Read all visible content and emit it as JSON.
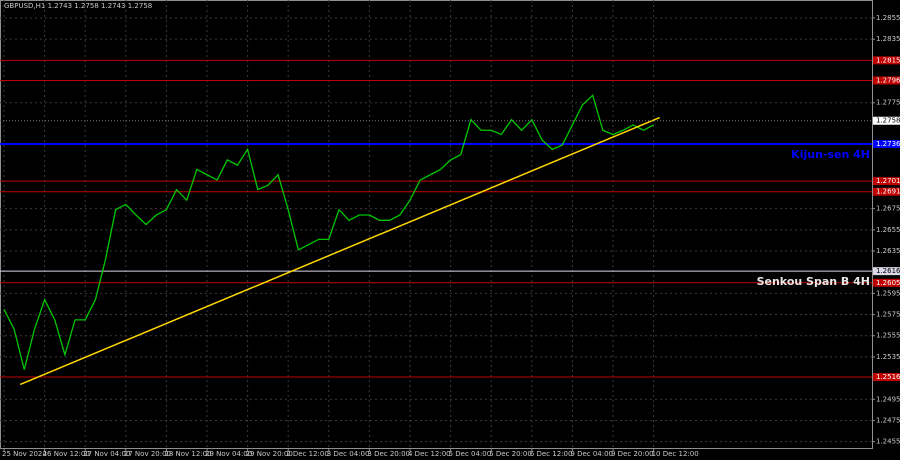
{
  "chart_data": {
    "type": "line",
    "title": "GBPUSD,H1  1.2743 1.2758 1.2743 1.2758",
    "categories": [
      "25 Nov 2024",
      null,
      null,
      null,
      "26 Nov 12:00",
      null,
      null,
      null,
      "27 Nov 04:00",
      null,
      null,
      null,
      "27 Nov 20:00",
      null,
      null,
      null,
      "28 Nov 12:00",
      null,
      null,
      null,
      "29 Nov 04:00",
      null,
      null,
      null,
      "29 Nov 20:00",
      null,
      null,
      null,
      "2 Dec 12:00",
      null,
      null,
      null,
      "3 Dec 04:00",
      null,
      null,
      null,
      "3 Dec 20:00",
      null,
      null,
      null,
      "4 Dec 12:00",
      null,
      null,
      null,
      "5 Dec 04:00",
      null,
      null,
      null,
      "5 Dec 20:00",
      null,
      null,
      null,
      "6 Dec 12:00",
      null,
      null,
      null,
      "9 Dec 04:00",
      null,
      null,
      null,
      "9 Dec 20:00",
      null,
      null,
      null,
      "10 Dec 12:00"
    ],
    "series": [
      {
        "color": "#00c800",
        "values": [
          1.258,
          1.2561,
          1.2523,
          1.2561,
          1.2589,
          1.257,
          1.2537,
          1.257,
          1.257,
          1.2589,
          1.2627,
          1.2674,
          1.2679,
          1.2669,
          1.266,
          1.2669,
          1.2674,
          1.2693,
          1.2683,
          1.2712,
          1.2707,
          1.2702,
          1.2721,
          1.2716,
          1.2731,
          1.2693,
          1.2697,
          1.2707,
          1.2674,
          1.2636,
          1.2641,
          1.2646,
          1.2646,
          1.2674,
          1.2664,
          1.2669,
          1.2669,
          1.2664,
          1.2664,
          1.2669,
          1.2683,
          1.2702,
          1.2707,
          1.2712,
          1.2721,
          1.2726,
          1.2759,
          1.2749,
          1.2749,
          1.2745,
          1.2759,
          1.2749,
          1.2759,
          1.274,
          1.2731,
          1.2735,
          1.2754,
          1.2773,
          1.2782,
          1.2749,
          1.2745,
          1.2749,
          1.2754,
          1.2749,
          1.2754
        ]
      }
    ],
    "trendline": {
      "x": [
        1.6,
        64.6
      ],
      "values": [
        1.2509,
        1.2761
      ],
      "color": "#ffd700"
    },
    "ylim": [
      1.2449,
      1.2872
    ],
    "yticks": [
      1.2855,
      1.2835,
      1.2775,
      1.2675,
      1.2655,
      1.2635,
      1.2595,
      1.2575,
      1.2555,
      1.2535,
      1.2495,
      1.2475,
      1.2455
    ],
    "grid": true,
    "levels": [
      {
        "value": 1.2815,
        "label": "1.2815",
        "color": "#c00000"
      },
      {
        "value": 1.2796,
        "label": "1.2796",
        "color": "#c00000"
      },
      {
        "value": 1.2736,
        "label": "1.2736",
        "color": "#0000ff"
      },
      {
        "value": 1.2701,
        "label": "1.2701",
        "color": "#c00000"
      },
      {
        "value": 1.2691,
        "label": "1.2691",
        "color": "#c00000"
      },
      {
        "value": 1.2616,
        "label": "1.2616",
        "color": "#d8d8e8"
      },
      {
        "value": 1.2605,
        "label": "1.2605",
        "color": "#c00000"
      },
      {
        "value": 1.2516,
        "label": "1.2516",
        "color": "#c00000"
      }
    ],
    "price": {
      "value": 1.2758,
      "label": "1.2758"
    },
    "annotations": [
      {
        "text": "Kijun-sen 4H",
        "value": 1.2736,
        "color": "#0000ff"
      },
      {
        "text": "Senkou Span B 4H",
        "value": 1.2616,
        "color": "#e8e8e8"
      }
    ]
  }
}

TASK INSTRUCTIONS: From the listing above, copy out each line where the word "text" appears.

OUTPUT FOR THIS EXERCISE:
        "text": "Kijun-sen 4H",
        "text": "Senkou Span B 4H",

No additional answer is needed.